- **Task data**:
-- begin --
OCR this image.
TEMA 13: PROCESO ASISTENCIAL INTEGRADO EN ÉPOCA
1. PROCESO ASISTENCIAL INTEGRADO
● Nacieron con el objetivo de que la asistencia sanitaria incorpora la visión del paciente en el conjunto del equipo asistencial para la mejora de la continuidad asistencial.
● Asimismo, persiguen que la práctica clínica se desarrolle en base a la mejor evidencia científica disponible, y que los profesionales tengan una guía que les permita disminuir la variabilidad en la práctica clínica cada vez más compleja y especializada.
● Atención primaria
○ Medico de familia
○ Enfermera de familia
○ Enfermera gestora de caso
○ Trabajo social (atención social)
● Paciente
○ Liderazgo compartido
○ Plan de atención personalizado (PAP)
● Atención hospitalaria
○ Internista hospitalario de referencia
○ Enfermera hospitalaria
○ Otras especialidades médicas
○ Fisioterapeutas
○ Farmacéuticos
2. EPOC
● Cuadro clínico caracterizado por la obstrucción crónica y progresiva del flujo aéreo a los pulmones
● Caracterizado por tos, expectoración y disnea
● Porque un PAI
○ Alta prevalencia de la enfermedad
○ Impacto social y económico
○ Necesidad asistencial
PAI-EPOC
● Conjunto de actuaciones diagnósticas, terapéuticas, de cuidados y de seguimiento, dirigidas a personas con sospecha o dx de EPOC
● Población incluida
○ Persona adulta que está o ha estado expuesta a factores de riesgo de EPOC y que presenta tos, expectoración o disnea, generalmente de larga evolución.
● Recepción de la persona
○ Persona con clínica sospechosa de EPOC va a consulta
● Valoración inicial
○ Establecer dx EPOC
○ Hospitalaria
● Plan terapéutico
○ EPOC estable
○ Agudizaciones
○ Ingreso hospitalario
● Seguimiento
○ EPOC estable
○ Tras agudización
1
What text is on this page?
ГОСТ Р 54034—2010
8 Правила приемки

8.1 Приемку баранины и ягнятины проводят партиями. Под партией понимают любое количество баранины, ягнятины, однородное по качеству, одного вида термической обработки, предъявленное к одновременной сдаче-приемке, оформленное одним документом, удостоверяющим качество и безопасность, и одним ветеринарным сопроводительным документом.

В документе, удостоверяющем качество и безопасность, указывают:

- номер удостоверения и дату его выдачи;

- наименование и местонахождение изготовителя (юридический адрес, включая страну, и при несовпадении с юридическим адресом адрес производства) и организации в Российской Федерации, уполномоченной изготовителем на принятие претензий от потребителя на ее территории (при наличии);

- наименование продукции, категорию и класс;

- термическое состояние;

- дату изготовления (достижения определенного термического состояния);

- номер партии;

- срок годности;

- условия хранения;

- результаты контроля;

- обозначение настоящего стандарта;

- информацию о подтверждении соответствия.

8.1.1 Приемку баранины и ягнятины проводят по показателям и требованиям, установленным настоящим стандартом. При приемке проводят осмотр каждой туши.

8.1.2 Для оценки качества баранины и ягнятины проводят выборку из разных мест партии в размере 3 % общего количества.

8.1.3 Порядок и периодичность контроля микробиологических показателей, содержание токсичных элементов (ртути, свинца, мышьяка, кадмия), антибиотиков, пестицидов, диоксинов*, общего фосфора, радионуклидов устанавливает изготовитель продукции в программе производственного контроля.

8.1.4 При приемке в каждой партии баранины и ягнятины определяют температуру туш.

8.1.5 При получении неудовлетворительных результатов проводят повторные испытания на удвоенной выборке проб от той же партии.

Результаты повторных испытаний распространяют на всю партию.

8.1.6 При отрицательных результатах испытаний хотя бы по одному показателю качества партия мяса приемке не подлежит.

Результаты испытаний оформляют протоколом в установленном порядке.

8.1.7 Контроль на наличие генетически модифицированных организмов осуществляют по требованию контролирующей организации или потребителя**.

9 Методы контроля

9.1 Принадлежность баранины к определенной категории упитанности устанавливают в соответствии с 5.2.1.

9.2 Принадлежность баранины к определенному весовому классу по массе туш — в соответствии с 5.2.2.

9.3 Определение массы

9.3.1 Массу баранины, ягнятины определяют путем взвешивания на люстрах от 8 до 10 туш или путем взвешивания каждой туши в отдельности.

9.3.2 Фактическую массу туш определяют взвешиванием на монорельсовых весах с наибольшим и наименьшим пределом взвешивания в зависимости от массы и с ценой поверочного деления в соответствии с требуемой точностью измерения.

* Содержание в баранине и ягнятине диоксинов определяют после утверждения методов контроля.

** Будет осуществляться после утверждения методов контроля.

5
-- end --
- **Do this**:
Reproduce the material above exactly; please quote every line of it.

- **Result of this exercise**:
OCR this image.
TEMA 13: PROCESO ASISTENCIAL INTEGRADO EN ÉPOCA
1. PROCESO ASISTENCIAL INTEGRADO
● Nacieron con el objetivo de que la asistencia sanitaria incorpora la visión del paciente en el conjunto del equipo asistencial para la mejora de la continuidad asistencial.
● Asimismo, persiguen que la práctica clínica se desarrolle en base a la mejor evidencia científica disponible, y que los profesionales tengan una guía que les permita disminuir la variabilidad en la práctica clínica cada vez más compleja y especializada.
● Atención primaria
○ Medico de familia
○ Enfermera de familia
○ Enfermera gestora de caso
○ Trabajo social (atención social)
● Paciente
○ Liderazgo compartido
○ Plan de atención personalizado (PAP)
● Atención hospitalaria
○ Internista hospitalario de referencia
○ Enfermera hospitalaria
○ Otras especialidades médicas
○ Fisioterapeutas
○ Farmacéuticos
2. EPOC
● Cuadro clínico caracterizado por la obstrucción crónica y progresiva del flujo aéreo a los pulmones
● Caracterizado por tos, expectoración y disnea
● Porque un PAI
○ Alta prevalencia de la enfermedad
○ Impacto social y económico
○ Necesidad asistencial
PAI-EPOC
● Conjunto de actuaciones diagnósticas, terapéuticas, de cuidados y de seguimiento, dirigidas a personas con sospecha o dx de EPOC
● Población incluida
○ Persona adulta que está o ha estado expuesta a factores de riesgo de EPOC y que presenta tos, expectoración o disnea, generalmente de larga evolución.
● Recepción de la persona
○ Persona con clínica sospechosa de EPOC va a consulta
● Valoración inicial
○ Establecer dx EPOC
○ Hospitalaria
● Plan terapéutico
○ EPOC estable
○ Agudizaciones
○ Ingreso hospitalario
● Seguimiento
○ EPOC estable
○ Tras agudización
1
What text is on this page?
ГОСТ Р 54034—2010
8 Правила приемки

8.1 Приемку баранины и ягнятины проводят партиями. Под партией понимают любое количество баранины, ягнятины, однородное по качеству, одного вида термической обработки, предъявленное к одновременной сдаче-приемке, оформленное одним документом, удостоверяющим качество и безопасность, и одним ветеринарным сопроводительным документом.

В документе, удостоверяющем качество и безопасность, указывают:

- номер удостоверения и дату его выдачи;

- наименование и местонахождение изготовителя (юридический адрес, включая страну, и при несовпадении с юридическим адресом адрес производства) и организации в Российской Федерации, уполномоченной изготовителем на принятие претензий от потребителя на ее территории (при наличии);

- наименование продукции, категорию и класс;

- термическое состояние;

- дату изготовления (достижения определенного термического состояния);

- номер партии;

- срок годности;

- условия хранения;

- результаты контроля;

- обозначение настоящего стандарта;

- информацию о подтверждении соответствия.

8.1.1 Приемку баранины и ягнятины проводят по показателям и требованиям, установленным настоящим стандартом. При приемке проводят осмотр каждой туши.

8.1.2 Для оценки качества баранины и ягнятины проводят выборку из разных мест партии в размере 3 % общего количества.

8.1.3 Порядок и периодичность контроля микробиологических показателей, содержание токсичных элементов (ртути, свинца, мышьяка, кадмия), антибиотиков, пестицидов, диоксинов*, общего фосфора, радионуклидов устанавливает изготовитель продукции в программе производственного контроля.

8.1.4 При приемке в каждой партии баранины и ягнятины определяют температуру туш.

8.1.5 При получении неудовлетворительных результатов проводят повторные испытания на удвоенной выборке проб от той же партии.

Результаты повторных испытаний распространяют на всю партию.

8.1.6 При отрицательных результатах испытаний хотя бы по одному показателю качества партия мяса приемке не подлежит.

Результаты испытаний оформляют протоколом в установленном порядке.

8.1.7 Контроль на наличие генетически модифицированных организмов осуществляют по требованию контролирующей организации или потребителя**.

9 Методы контроля

9.1 Принадлежность баранины к определенной категории упитанности устанавливают в соответствии с 5.2.1.

9.2 Принадлежность баранины к определенному весовому классу по массе туш — в соответствии с 5.2.2.

9.3 Определение массы

9.3.1 Массу баранины, ягнятины определяют путем взвешивания на люстрах от 8 до 10 туш или путем взвешивания каждой туши в отдельности.

9.3.2 Фактическую массу туш определяют взвешиванием на монорельсовых весах с наибольшим и наименьшим пределом взвешивания в зависимости от массы и с ценой поверочного деления в соответствии с требуемой точностью измерения.

* Содержание в баранине и ягнятине диоксинов определяют после утверждения методов контроля.

** Будет осуществляться после утверждения методов контроля.

5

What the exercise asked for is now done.